— BEGIN Data entries —

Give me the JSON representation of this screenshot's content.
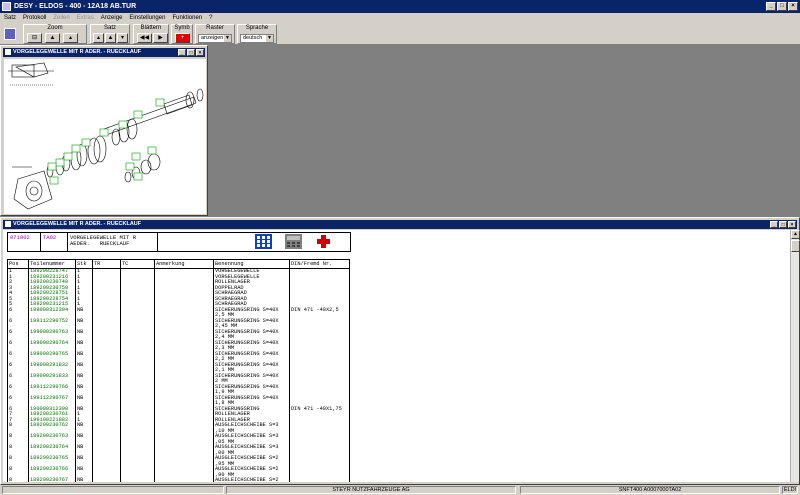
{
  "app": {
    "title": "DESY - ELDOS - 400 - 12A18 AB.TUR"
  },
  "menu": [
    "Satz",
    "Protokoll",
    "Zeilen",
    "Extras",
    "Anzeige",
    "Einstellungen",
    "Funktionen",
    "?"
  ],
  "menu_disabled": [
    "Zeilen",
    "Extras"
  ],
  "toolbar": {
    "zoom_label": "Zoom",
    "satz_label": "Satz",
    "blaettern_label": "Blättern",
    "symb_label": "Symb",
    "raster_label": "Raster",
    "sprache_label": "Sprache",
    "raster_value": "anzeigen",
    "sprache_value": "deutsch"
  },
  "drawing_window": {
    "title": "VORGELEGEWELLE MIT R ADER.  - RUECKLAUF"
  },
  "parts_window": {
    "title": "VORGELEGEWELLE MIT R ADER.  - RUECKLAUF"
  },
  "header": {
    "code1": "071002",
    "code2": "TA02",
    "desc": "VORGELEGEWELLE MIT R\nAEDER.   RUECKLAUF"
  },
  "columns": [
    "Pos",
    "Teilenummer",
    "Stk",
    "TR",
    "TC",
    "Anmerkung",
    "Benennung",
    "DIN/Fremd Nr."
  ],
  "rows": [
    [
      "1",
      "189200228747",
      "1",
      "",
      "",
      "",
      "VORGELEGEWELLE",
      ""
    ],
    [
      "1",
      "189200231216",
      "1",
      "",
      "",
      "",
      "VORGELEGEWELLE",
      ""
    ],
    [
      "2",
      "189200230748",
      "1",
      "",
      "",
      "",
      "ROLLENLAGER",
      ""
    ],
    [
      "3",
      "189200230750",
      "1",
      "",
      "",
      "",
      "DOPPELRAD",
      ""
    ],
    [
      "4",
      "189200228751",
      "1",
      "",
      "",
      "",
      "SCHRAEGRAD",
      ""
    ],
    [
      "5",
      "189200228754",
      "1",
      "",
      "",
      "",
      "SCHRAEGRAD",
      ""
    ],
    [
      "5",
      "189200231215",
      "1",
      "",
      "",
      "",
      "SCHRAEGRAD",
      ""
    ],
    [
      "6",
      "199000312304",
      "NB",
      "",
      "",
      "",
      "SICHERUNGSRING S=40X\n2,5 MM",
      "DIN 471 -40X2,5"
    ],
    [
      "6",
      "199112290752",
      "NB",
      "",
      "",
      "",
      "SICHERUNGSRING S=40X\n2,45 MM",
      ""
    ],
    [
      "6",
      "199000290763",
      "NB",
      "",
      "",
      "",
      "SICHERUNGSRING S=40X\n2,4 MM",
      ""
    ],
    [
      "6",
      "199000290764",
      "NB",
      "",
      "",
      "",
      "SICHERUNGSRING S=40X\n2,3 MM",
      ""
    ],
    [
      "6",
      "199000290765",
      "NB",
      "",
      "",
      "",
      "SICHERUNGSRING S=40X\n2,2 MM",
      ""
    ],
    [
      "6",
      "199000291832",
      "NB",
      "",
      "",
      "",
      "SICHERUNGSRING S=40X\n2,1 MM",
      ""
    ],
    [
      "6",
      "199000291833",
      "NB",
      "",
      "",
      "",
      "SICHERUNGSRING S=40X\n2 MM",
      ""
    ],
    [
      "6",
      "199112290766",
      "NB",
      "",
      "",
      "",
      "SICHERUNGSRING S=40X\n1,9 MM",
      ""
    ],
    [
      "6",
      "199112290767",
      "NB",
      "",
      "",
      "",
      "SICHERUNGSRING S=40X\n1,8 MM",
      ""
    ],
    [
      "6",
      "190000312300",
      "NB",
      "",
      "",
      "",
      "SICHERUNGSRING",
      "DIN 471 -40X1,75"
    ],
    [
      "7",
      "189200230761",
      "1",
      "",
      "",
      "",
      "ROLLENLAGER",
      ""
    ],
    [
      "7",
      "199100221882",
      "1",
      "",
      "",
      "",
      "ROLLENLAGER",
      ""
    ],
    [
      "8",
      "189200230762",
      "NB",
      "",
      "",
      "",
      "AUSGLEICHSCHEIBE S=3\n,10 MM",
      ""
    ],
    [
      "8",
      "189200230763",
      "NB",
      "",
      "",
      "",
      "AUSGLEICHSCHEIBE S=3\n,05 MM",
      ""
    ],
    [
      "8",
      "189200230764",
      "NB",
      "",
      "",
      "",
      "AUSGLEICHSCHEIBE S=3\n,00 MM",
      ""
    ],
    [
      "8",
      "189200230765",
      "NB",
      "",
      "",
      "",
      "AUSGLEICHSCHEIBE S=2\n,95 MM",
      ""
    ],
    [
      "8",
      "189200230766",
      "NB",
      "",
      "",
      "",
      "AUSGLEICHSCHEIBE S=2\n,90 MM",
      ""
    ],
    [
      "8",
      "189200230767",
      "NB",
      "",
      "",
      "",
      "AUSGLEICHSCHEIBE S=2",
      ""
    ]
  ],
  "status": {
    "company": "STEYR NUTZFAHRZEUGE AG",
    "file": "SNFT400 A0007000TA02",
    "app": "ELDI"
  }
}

— END Data entries —

Task goal:
Print the records above exactly as they stand, but leave out the pictures.

Answer to the problem:
Give me the JSON representation of this screenshot's content.
{
  "app": {
    "title": "DESY - ELDOS - 400 - 12A18 AB.TUR"
  },
  "menu": [
    "Satz",
    "Protokoll",
    "Zeilen",
    "Extras",
    "Anzeige",
    "Einstellungen",
    "Funktionen",
    "?"
  ],
  "menu_disabled": [
    "Zeilen",
    "Extras"
  ],
  "toolbar": {
    "zoom_label": "Zoom",
    "satz_label": "Satz",
    "blaettern_label": "Blättern",
    "symb_label": "Symb",
    "raster_label": "Raster",
    "sprache_label": "Sprache",
    "raster_value": "anzeigen",
    "sprache_value": "deutsch"
  },
  "drawing_window": {
    "title": "VORGELEGEWELLE MIT R ADER.  - RUECKLAUF"
  },
  "parts_window": {
    "title": "VORGELEGEWELLE MIT R ADER.  - RUECKLAUF"
  },
  "header": {
    "code1": "071002",
    "code2": "TA02",
    "desc": "VORGELEGEWELLE MIT R\nAEDER.   RUECKLAUF"
  },
  "columns": [
    "Pos",
    "Teilenummer",
    "Stk",
    "TR",
    "TC",
    "Anmerkung",
    "Benennung",
    "DIN/Fremd Nr."
  ],
  "rows": [
    [
      "1",
      "189200228747",
      "1",
      "",
      "",
      "",
      "VORGELEGEWELLE",
      ""
    ],
    [
      "1",
      "189200231216",
      "1",
      "",
      "",
      "",
      "VORGELEGEWELLE",
      ""
    ],
    [
      "2",
      "189200230748",
      "1",
      "",
      "",
      "",
      "ROLLENLAGER",
      ""
    ],
    [
      "3",
      "189200230750",
      "1",
      "",
      "",
      "",
      "DOPPELRAD",
      ""
    ],
    [
      "4",
      "189200228751",
      "1",
      "",
      "",
      "",
      "SCHRAEGRAD",
      ""
    ],
    [
      "5",
      "189200228754",
      "1",
      "",
      "",
      "",
      "SCHRAEGRAD",
      ""
    ],
    [
      "5",
      "189200231215",
      "1",
      "",
      "",
      "",
      "SCHRAEGRAD",
      ""
    ],
    [
      "6",
      "199000312304",
      "NB",
      "",
      "",
      "",
      "SICHERUNGSRING S=40X\n2,5 MM",
      "DIN 471 -40X2,5"
    ],
    [
      "6",
      "199112290752",
      "NB",
      "",
      "",
      "",
      "SICHERUNGSRING S=40X\n2,45 MM",
      ""
    ],
    [
      "6",
      "199000290763",
      "NB",
      "",
      "",
      "",
      "SICHERUNGSRING S=40X\n2,4 MM",
      ""
    ],
    [
      "6",
      "199000290764",
      "NB",
      "",
      "",
      "",
      "SICHERUNGSRING S=40X\n2,3 MM",
      ""
    ],
    [
      "6",
      "199000290765",
      "NB",
      "",
      "",
      "",
      "SICHERUNGSRING S=40X\n2,2 MM",
      ""
    ],
    [
      "6",
      "199000291832",
      "NB",
      "",
      "",
      "",
      "SICHERUNGSRING S=40X\n2,1 MM",
      ""
    ],
    [
      "6",
      "199000291833",
      "NB",
      "",
      "",
      "",
      "SICHERUNGSRING S=40X\n2 MM",
      ""
    ],
    [
      "6",
      "199112290766",
      "NB",
      "",
      "",
      "",
      "SICHERUNGSRING S=40X\n1,9 MM",
      ""
    ],
    [
      "6",
      "199112290767",
      "NB",
      "",
      "",
      "",
      "SICHERUNGSRING S=40X\n1,8 MM",
      ""
    ],
    [
      "6",
      "190000312300",
      "NB",
      "",
      "",
      "",
      "SICHERUNGSRING",
      "DIN 471 -40X1,75"
    ],
    [
      "7",
      "189200230761",
      "1",
      "",
      "",
      "",
      "ROLLENLAGER",
      ""
    ],
    [
      "7",
      "199100221882",
      "1",
      "",
      "",
      "",
      "ROLLENLAGER",
      ""
    ],
    [
      "8",
      "189200230762",
      "NB",
      "",
      "",
      "",
      "AUSGLEICHSCHEIBE S=3\n,10 MM",
      ""
    ],
    [
      "8",
      "189200230763",
      "NB",
      "",
      "",
      "",
      "AUSGLEICHSCHEIBE S=3\n,05 MM",
      ""
    ],
    [
      "8",
      "189200230764",
      "NB",
      "",
      "",
      "",
      "AUSGLEICHSCHEIBE S=3\n,00 MM",
      ""
    ],
    [
      "8",
      "189200230765",
      "NB",
      "",
      "",
      "",
      "AUSGLEICHSCHEIBE S=2\n,95 MM",
      ""
    ],
    [
      "8",
      "189200230766",
      "NB",
      "",
      "",
      "",
      "AUSGLEICHSCHEIBE S=2\n,90 MM",
      ""
    ],
    [
      "8",
      "189200230767",
      "NB",
      "",
      "",
      "",
      "AUSGLEICHSCHEIBE S=2",
      ""
    ]
  ],
  "status": {
    "company": "STEYR NUTZFAHRZEUGE AG",
    "file": "SNFT400 A0007000TA02",
    "app": "ELDI"
  }
}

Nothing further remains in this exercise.